# Start of Rows

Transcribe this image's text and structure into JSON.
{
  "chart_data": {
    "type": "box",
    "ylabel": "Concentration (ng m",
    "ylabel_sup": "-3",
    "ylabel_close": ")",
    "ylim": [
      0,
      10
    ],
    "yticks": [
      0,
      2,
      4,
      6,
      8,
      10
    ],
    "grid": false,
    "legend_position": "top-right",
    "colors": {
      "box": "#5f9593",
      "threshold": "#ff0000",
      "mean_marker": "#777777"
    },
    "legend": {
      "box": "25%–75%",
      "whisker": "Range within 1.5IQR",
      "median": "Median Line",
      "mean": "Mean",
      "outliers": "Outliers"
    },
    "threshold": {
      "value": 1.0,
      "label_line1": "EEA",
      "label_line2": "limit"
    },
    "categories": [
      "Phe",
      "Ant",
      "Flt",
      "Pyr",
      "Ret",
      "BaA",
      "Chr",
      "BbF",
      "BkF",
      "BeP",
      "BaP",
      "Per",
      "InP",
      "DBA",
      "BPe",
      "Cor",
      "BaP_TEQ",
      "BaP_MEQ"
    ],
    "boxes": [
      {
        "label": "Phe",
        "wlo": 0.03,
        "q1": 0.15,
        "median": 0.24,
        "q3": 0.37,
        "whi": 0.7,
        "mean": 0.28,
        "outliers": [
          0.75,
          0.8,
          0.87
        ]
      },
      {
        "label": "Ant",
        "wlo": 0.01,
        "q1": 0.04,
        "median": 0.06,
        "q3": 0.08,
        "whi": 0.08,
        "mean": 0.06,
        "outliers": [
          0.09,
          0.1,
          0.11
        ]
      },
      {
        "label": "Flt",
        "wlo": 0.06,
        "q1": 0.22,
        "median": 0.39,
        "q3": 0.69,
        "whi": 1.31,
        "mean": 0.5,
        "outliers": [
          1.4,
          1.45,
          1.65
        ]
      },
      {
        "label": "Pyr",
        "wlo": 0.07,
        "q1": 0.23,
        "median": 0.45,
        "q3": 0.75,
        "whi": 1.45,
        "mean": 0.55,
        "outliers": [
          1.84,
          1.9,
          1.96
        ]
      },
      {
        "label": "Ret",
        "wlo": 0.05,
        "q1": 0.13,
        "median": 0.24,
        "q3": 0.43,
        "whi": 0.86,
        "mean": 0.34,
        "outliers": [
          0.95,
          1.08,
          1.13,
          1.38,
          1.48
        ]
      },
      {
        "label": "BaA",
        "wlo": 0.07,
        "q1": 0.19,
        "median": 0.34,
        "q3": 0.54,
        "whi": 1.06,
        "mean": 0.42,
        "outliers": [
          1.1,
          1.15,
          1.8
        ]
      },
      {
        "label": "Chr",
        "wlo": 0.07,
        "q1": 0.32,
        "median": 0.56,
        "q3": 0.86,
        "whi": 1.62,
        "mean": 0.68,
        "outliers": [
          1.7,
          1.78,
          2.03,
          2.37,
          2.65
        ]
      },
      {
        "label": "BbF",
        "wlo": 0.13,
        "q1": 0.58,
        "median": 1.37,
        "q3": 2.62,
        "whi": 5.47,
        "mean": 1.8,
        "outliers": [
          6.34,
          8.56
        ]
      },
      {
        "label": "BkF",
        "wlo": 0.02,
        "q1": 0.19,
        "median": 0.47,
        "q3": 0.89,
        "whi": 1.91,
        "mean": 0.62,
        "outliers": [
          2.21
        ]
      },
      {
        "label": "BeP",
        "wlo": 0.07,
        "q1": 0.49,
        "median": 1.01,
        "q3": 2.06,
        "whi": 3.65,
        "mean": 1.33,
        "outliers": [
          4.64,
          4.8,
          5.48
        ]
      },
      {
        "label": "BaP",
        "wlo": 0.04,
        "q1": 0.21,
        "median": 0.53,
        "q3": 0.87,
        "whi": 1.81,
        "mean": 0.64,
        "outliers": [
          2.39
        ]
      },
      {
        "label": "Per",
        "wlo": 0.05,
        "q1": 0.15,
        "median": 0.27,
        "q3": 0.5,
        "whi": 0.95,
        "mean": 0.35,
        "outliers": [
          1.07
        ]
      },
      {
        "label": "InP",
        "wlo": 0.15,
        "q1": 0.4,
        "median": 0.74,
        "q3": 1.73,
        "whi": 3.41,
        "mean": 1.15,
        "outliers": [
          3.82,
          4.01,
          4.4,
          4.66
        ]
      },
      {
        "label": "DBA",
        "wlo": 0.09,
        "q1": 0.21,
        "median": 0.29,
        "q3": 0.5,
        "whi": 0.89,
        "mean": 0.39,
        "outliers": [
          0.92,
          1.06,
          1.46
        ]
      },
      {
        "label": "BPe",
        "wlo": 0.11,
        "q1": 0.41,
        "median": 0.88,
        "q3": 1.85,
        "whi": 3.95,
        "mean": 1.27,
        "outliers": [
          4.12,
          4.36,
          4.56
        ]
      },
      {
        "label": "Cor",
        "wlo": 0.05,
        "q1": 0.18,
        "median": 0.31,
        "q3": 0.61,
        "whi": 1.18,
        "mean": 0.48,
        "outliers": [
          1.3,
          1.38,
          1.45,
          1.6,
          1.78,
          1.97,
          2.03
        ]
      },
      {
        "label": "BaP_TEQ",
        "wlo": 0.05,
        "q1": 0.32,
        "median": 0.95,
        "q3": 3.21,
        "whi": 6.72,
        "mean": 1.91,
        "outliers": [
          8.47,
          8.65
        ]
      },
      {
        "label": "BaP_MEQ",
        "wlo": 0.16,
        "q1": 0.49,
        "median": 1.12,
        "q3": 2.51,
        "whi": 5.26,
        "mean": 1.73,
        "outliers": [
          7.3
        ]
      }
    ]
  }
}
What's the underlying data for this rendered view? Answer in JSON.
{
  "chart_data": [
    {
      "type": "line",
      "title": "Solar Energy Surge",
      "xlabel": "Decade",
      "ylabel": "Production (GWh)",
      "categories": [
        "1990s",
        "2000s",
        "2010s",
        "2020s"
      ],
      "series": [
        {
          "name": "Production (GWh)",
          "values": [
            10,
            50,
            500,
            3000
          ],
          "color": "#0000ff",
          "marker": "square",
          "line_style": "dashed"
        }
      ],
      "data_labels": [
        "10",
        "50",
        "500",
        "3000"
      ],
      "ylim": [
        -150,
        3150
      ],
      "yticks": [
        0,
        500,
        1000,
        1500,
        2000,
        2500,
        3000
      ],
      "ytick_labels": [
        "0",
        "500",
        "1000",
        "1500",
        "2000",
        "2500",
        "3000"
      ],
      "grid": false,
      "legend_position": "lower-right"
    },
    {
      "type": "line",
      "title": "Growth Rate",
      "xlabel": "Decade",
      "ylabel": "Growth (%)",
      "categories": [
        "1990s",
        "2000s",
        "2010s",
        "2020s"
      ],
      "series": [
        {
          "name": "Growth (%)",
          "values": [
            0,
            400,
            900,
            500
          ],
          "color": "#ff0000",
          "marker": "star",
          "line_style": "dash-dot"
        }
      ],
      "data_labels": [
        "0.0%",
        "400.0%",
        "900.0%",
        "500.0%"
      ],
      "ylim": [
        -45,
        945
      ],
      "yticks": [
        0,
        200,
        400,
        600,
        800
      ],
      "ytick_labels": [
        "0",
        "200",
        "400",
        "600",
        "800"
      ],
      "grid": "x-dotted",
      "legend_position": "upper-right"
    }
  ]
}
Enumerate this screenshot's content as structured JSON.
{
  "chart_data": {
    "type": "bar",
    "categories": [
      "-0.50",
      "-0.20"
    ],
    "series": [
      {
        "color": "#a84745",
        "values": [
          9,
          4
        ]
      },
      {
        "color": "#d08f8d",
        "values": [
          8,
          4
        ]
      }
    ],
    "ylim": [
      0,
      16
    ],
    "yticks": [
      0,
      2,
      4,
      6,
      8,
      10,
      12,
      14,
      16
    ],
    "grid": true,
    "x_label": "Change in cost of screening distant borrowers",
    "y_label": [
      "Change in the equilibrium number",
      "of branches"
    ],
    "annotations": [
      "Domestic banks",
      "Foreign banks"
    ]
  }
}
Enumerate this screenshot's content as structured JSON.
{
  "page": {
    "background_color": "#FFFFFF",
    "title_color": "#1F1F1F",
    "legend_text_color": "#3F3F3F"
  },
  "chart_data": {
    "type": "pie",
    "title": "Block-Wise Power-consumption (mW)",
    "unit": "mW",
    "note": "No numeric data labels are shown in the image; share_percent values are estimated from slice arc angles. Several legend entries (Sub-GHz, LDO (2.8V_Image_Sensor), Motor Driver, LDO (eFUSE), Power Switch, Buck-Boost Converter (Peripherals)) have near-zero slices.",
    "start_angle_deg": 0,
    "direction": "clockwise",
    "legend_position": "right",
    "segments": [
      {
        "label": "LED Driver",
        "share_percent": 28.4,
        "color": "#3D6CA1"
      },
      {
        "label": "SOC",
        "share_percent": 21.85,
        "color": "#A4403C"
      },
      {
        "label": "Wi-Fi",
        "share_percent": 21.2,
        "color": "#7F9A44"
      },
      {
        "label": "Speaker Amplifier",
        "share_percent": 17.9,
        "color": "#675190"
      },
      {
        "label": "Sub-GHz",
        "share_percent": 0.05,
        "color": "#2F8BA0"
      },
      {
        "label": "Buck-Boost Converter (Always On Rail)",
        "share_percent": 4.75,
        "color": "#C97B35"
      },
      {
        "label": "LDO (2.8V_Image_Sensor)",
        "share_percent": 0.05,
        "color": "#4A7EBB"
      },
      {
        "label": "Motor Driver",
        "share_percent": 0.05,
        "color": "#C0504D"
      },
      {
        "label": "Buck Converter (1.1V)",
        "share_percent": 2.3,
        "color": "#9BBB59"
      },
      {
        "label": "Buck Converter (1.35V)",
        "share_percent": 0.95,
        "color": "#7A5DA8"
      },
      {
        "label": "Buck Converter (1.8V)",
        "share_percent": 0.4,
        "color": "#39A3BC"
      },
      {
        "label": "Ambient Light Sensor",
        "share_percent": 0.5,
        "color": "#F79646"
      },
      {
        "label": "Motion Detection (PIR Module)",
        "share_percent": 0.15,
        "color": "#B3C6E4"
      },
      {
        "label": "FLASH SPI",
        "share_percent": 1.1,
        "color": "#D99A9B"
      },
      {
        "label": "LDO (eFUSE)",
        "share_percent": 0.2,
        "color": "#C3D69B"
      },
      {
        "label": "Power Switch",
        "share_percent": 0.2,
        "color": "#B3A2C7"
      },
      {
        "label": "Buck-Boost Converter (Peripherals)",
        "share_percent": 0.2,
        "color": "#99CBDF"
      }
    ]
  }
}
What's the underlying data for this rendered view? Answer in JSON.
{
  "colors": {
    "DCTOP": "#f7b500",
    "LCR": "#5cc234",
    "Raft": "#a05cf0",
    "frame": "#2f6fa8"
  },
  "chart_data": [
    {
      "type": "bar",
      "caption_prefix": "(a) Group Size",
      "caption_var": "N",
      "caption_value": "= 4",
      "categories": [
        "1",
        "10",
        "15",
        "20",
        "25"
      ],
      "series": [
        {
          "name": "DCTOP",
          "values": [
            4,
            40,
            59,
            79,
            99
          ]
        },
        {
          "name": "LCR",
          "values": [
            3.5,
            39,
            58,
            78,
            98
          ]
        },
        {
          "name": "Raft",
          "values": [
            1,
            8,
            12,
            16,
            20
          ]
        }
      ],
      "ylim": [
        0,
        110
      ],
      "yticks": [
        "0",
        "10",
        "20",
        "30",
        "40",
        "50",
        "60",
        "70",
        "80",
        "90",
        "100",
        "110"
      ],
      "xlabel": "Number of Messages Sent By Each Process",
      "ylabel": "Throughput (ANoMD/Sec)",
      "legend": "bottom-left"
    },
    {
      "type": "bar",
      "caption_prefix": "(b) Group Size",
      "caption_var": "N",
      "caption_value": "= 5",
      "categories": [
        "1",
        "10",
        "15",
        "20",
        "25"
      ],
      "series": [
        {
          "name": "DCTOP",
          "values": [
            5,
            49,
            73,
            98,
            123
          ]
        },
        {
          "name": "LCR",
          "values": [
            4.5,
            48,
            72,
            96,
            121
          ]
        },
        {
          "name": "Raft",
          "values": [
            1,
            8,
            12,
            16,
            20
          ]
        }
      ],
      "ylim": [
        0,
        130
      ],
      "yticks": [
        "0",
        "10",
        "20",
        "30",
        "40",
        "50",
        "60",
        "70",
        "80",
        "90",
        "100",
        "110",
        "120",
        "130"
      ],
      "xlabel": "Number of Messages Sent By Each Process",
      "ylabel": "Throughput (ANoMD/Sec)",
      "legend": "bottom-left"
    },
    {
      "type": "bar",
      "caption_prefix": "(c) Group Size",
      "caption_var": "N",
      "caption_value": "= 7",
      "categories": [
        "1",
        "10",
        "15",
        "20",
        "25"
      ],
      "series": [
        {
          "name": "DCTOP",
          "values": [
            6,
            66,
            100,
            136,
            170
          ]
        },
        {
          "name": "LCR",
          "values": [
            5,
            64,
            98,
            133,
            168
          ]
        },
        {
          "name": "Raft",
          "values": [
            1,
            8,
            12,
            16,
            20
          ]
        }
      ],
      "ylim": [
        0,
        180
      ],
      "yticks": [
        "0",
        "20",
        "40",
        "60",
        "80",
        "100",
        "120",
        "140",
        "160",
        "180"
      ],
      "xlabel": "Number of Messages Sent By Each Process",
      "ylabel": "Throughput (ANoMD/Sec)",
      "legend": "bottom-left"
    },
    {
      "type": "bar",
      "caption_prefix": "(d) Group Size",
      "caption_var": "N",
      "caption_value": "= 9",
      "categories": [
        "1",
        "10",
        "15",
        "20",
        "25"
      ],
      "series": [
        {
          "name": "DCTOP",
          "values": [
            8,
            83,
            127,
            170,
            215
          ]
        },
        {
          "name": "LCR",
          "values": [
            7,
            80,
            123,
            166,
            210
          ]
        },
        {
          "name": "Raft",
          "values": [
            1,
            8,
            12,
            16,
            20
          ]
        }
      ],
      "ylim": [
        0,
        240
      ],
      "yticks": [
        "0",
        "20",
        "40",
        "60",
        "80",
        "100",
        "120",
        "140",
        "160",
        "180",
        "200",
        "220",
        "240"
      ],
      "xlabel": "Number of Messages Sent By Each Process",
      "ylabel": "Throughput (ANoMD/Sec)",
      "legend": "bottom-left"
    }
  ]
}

# End of Rows

What to work on: Identify the lines above with the word "grid". Copy them.

Response for this exercise:
    "grid": false,
      "grid": false,
      "grid": "x-dotted",
    "grid": true,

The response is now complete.